--- SHORT PROBLEM ---
Going through the material below, please gather all lines with the word "text" in them.

(Dataset entries)
━━━━━━━━
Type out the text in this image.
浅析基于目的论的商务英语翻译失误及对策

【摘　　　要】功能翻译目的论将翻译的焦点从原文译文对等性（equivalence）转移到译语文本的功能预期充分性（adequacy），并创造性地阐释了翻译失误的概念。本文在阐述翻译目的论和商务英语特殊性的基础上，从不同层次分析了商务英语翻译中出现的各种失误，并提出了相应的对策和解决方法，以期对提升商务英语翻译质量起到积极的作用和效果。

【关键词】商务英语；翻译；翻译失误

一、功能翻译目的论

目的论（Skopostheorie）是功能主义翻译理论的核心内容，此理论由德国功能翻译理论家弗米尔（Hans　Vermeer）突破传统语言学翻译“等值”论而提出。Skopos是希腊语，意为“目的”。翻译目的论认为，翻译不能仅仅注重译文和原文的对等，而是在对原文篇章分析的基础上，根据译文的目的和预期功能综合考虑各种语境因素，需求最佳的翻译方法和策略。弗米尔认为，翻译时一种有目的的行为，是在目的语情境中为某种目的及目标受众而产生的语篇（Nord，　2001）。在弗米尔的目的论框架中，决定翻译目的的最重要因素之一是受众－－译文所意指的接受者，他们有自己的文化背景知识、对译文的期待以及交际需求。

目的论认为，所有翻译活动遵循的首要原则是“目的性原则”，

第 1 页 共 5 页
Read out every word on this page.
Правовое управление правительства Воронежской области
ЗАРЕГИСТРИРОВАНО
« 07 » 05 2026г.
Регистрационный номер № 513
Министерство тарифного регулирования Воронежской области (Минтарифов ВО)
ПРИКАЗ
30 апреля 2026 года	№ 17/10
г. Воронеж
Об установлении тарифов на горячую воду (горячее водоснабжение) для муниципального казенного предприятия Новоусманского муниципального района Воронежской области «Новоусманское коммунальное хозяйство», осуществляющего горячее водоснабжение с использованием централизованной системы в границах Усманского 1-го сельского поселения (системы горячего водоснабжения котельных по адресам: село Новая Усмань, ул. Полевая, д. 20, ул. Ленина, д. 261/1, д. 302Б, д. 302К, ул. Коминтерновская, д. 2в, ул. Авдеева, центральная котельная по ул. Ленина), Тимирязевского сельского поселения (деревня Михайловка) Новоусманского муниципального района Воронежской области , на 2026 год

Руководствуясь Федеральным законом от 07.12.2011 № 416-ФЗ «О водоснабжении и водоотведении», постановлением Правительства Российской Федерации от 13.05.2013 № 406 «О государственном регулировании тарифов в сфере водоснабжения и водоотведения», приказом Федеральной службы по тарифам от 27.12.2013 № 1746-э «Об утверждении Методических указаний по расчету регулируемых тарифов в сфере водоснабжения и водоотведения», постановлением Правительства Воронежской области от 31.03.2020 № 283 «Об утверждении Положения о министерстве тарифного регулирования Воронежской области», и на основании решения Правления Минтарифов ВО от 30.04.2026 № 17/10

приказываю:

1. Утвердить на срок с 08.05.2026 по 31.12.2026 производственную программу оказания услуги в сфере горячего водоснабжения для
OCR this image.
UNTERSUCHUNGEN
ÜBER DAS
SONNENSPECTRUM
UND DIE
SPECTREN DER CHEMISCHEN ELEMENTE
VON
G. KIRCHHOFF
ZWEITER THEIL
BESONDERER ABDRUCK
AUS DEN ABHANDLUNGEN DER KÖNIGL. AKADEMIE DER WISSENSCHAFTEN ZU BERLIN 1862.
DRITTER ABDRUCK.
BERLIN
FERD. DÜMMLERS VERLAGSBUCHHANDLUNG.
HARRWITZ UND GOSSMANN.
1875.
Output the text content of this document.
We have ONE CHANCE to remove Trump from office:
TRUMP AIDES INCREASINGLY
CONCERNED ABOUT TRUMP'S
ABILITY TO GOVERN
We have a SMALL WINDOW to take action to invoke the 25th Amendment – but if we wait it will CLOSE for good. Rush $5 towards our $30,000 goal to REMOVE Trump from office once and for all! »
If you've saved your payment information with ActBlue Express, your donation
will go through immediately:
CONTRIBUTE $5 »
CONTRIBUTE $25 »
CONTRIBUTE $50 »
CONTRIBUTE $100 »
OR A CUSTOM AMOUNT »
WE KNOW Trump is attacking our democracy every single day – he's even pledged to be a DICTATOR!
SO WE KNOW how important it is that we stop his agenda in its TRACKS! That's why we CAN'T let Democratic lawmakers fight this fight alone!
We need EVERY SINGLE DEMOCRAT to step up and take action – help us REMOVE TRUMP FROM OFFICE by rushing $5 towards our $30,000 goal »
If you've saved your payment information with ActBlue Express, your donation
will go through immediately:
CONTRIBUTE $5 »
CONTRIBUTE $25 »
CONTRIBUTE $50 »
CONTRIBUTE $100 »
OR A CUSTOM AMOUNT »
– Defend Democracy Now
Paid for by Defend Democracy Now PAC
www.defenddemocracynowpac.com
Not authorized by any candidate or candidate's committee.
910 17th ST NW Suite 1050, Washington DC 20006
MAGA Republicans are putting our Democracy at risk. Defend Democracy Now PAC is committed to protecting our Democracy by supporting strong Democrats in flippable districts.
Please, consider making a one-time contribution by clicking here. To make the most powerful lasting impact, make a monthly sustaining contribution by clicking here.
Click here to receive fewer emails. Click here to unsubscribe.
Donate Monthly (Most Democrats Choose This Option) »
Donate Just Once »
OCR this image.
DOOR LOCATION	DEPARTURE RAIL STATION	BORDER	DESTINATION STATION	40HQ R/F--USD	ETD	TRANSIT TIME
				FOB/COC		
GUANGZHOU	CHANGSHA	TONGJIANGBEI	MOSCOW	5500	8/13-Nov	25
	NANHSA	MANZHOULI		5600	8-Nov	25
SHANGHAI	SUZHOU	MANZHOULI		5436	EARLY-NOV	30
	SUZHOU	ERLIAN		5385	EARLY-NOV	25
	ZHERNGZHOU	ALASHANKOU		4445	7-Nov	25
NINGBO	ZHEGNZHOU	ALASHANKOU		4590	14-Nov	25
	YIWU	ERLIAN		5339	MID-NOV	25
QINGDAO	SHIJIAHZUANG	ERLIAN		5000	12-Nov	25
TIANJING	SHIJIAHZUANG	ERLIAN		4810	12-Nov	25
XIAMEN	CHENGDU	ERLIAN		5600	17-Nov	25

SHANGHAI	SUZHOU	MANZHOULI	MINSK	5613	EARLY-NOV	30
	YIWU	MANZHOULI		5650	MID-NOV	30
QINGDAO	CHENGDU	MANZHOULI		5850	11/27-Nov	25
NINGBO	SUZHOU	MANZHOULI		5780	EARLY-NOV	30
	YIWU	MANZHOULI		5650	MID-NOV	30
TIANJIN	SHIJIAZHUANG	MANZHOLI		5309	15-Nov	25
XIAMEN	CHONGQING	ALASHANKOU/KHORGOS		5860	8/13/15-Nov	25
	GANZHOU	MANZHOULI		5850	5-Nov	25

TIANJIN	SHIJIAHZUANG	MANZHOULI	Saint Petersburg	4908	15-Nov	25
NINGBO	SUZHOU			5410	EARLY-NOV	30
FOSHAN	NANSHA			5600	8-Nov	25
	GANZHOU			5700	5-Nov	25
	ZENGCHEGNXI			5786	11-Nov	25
━━━━━━━━
--- RESPONSE BELOW ---
Type out the text in this image.
Output the text content of this document.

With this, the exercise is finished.